◆ WHAT THIS TASK INVOLVES
Select the lines that hold the word "commandant" and copy each one.
────
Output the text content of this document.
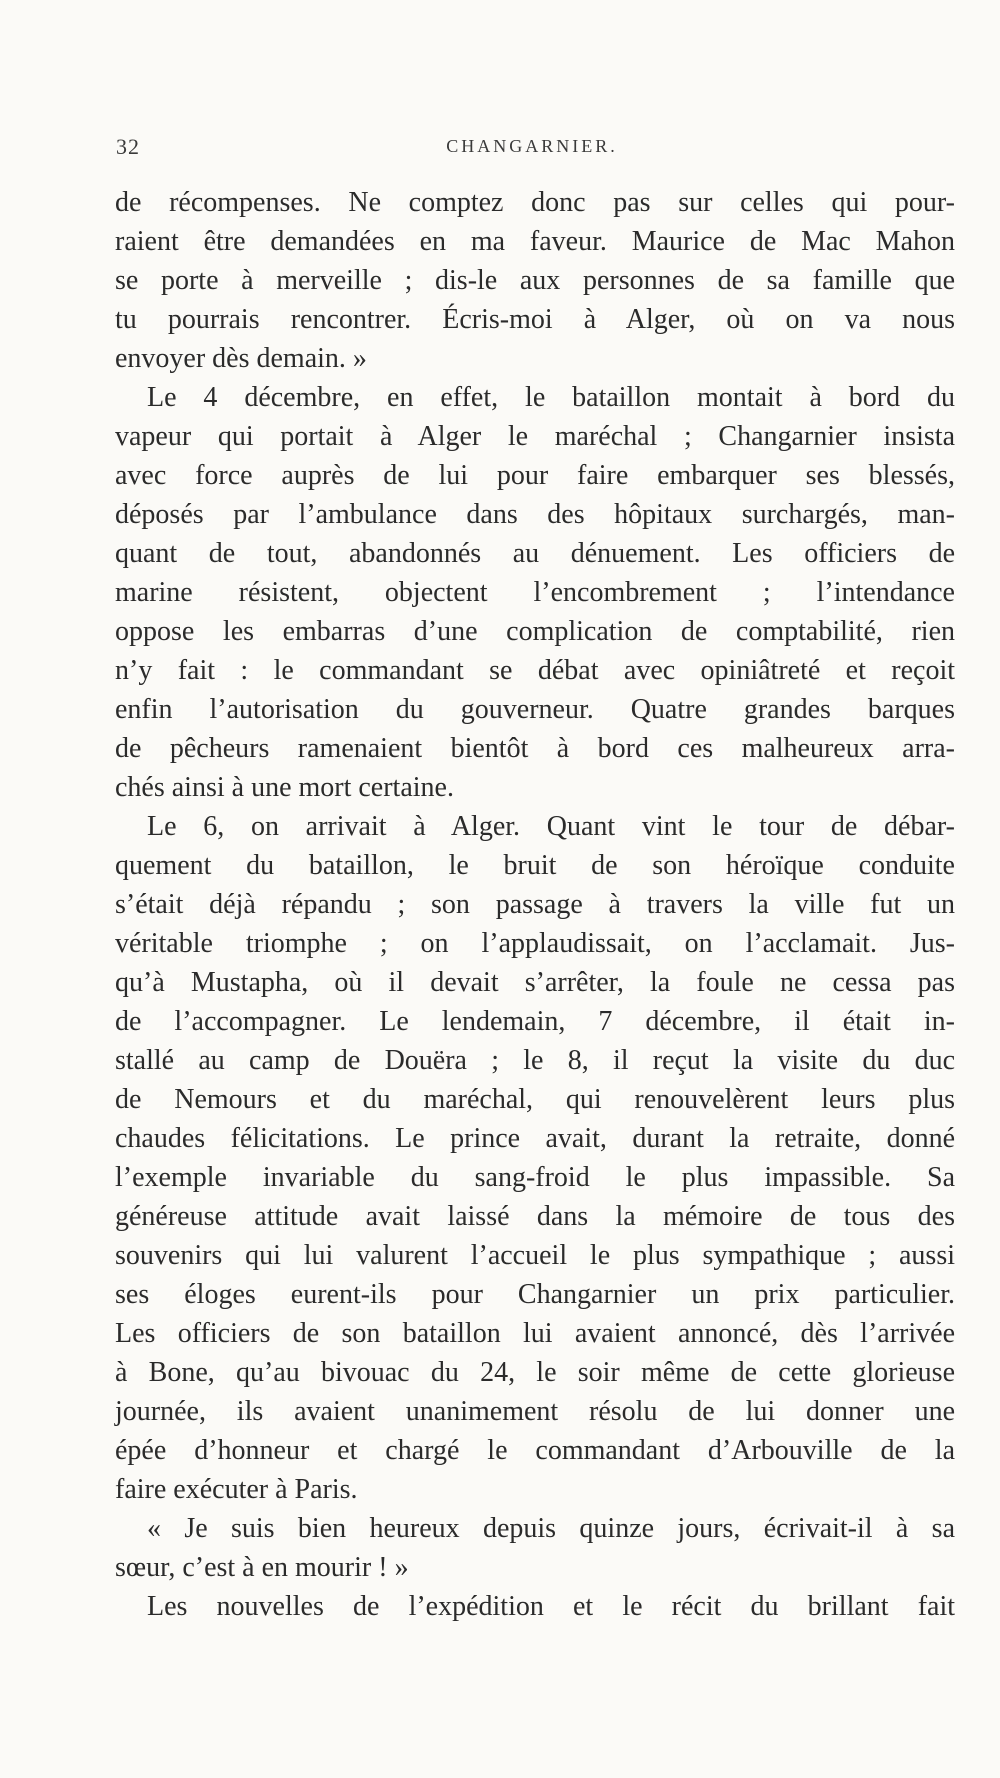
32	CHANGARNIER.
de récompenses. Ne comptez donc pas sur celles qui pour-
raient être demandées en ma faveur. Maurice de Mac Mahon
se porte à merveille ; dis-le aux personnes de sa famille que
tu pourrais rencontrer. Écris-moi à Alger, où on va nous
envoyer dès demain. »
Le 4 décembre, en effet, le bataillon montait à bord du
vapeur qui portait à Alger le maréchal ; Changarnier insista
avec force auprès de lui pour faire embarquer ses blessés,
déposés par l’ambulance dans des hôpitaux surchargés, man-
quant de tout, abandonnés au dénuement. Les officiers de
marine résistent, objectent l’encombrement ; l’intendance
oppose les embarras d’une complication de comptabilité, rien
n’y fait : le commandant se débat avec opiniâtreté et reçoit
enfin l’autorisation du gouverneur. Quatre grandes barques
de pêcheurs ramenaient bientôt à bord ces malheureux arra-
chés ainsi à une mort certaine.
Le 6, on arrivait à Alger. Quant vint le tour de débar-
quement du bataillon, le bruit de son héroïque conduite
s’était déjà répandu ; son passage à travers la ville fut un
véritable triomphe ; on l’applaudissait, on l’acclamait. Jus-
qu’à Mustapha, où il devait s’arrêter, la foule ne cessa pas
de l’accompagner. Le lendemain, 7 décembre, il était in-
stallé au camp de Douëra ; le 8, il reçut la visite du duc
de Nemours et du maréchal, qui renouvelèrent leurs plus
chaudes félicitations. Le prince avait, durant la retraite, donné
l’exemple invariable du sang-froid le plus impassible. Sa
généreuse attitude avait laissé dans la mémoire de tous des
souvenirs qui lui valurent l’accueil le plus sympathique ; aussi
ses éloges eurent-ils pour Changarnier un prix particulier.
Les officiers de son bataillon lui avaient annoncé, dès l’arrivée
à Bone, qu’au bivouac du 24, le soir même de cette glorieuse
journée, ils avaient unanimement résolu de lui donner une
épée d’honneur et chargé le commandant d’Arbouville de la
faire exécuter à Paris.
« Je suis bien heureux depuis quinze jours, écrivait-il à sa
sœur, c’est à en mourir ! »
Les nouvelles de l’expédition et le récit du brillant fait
────
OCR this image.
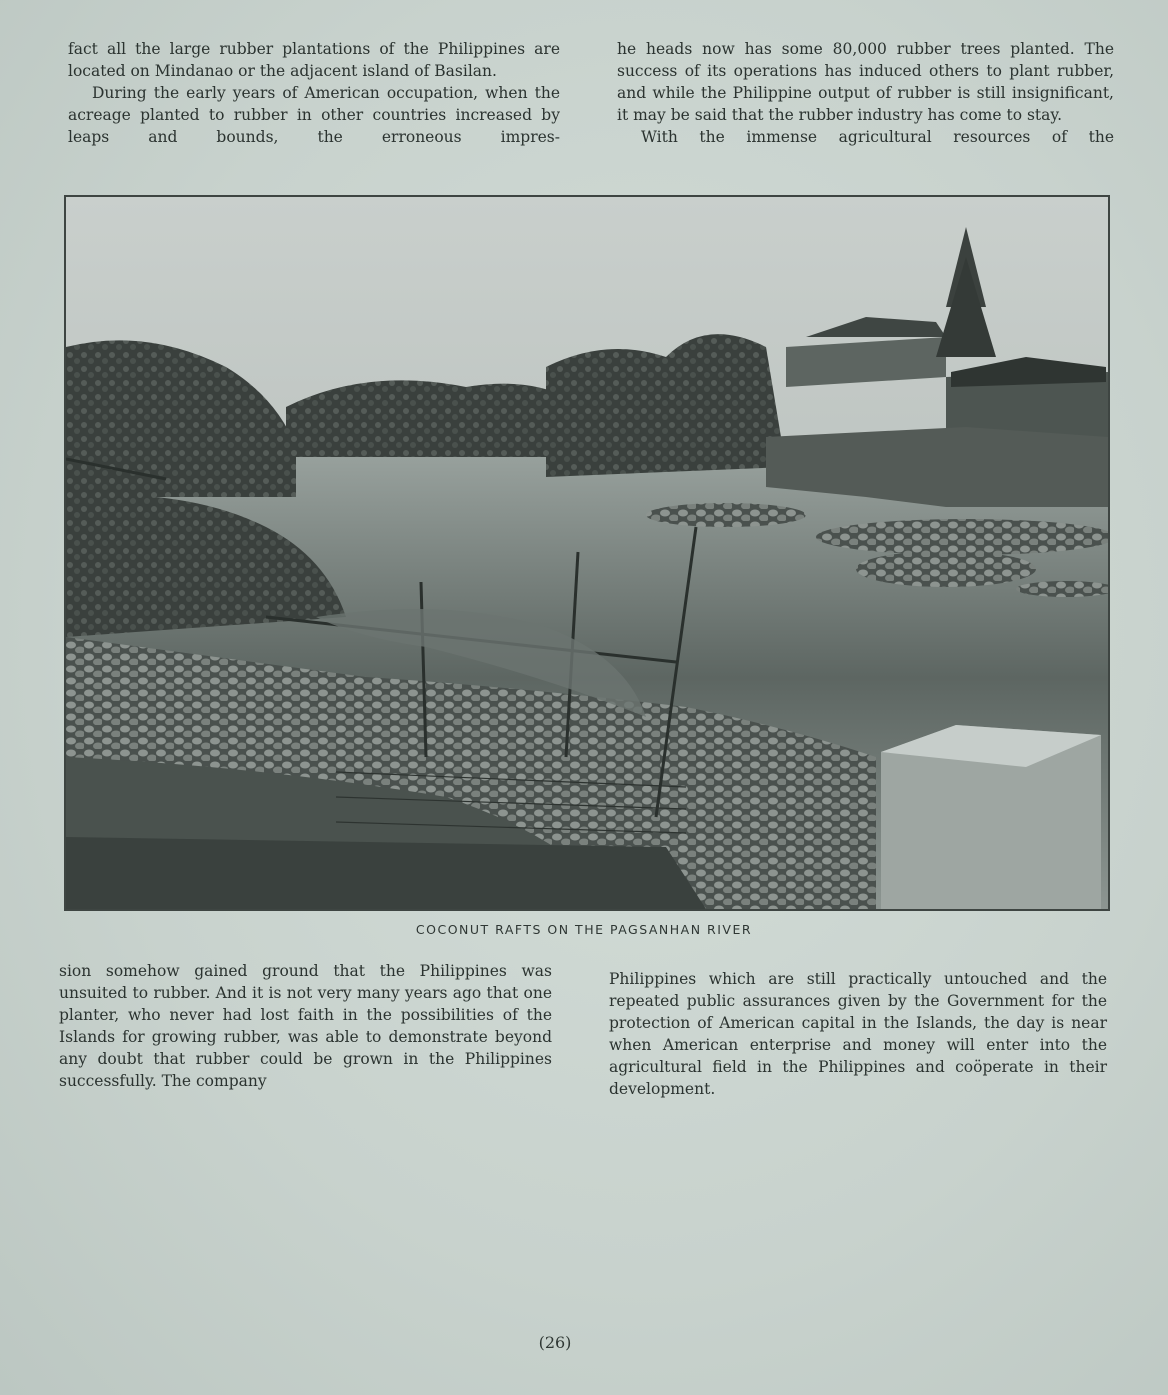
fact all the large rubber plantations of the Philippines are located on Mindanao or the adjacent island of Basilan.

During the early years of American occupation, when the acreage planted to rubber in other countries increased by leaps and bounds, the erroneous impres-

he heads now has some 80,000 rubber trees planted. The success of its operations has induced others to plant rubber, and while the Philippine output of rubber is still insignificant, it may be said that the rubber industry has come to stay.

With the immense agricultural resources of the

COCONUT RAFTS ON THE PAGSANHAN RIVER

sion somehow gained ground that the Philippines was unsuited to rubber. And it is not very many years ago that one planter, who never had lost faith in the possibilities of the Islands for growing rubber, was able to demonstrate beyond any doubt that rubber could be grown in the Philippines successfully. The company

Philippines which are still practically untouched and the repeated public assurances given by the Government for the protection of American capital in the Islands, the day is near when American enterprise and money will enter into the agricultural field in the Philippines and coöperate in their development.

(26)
────
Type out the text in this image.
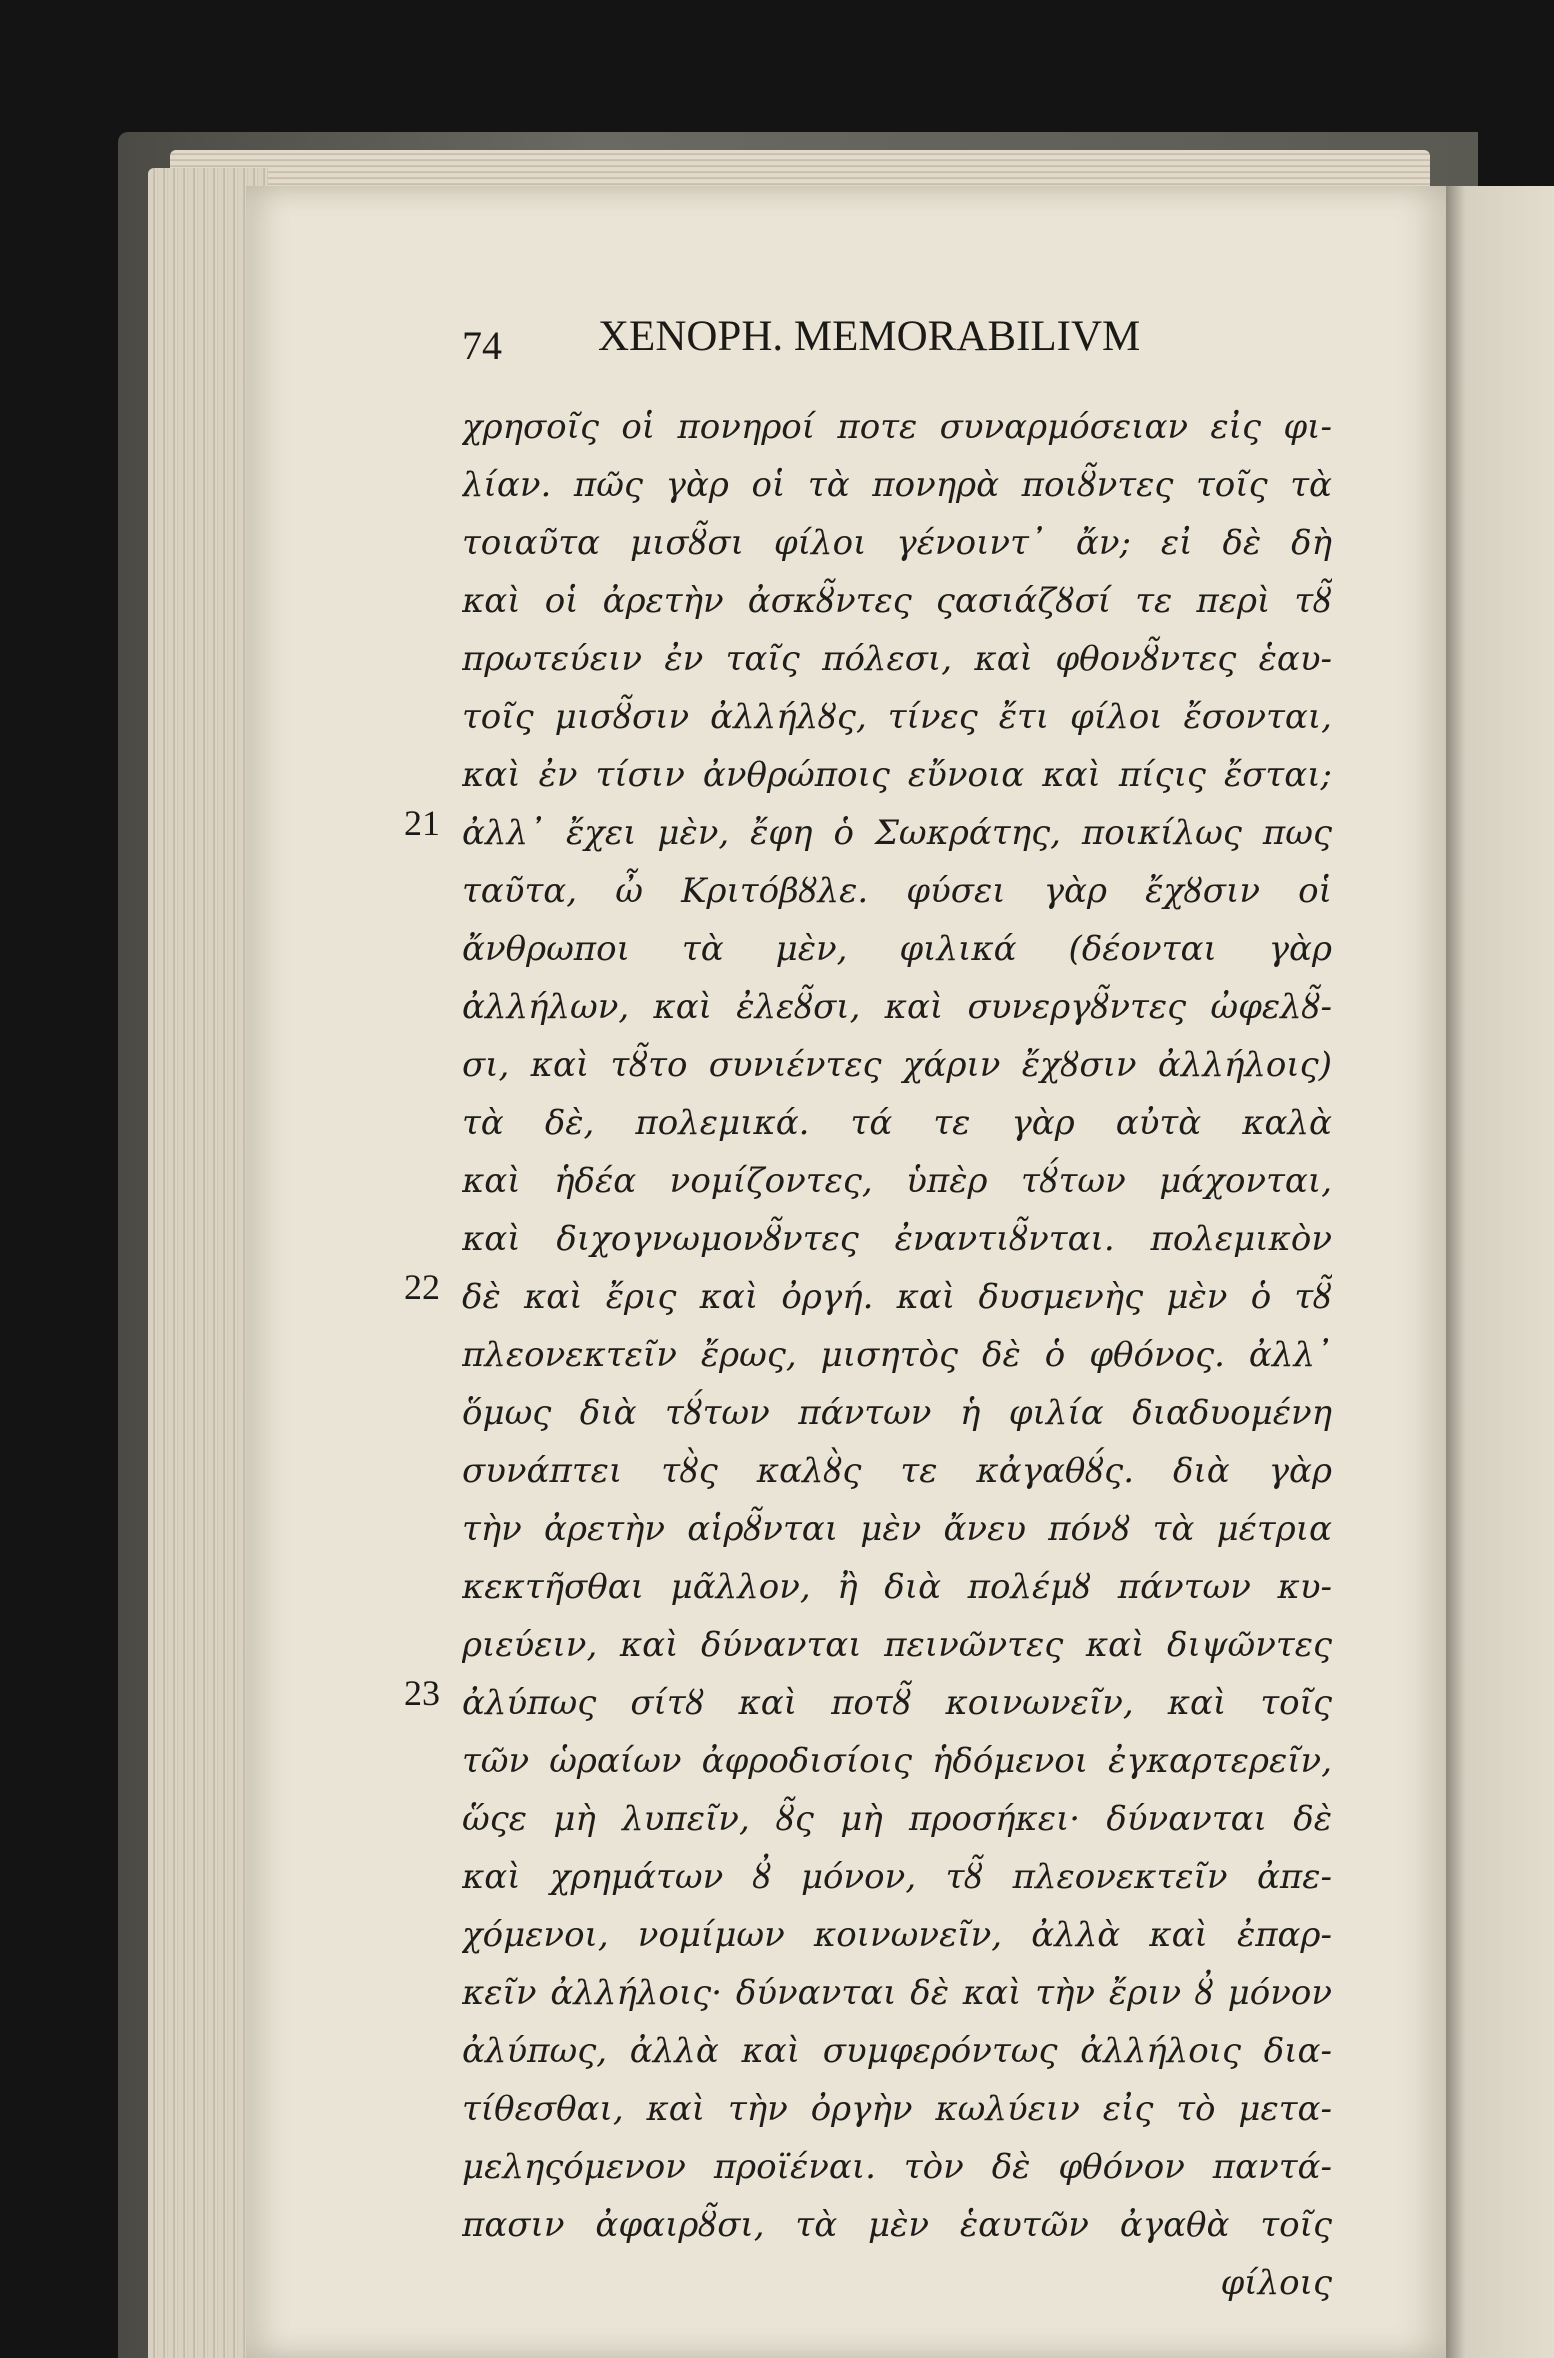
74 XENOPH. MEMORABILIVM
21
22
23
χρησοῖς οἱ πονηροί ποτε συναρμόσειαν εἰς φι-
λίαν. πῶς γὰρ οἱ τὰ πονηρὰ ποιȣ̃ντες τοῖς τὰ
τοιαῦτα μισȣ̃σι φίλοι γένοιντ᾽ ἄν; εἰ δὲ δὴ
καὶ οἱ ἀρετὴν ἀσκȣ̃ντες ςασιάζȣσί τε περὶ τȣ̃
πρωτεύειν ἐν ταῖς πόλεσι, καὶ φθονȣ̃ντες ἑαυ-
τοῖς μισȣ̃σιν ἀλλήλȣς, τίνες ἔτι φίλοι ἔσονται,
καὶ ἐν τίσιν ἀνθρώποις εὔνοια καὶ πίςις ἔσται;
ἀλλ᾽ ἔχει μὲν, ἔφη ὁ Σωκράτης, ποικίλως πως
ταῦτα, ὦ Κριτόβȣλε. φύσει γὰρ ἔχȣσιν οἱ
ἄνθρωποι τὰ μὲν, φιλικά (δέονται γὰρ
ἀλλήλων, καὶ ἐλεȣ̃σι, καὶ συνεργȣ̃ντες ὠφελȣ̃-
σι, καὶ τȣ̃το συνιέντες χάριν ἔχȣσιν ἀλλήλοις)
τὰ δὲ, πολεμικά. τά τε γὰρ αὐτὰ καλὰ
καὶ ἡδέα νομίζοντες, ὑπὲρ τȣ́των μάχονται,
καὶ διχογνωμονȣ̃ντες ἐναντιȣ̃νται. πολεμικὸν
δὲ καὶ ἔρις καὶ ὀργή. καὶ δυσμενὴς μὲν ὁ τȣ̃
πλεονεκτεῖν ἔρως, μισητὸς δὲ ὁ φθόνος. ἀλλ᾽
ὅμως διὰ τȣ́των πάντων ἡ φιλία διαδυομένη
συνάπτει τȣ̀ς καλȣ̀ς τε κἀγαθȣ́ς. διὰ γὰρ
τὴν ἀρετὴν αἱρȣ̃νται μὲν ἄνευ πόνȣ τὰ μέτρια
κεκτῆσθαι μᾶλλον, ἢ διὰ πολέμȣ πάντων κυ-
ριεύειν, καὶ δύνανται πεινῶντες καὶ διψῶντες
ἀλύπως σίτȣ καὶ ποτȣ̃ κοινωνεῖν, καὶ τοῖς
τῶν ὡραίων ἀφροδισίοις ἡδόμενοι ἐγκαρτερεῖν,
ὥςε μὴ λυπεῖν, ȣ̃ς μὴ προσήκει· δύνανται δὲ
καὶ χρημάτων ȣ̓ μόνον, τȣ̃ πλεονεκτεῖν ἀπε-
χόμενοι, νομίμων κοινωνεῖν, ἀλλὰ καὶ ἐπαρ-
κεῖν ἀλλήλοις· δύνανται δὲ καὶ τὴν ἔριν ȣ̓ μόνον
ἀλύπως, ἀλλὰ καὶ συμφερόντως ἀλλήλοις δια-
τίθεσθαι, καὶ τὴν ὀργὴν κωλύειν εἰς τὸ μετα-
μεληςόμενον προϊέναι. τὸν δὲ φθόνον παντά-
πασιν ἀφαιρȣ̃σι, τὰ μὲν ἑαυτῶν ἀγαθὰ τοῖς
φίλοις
────
◆ SOLUTION
n’y fait : le commandant se débat avec opiniâtreté et reçoit
épée d’honneur et chargé le commandant d’Arbouville de la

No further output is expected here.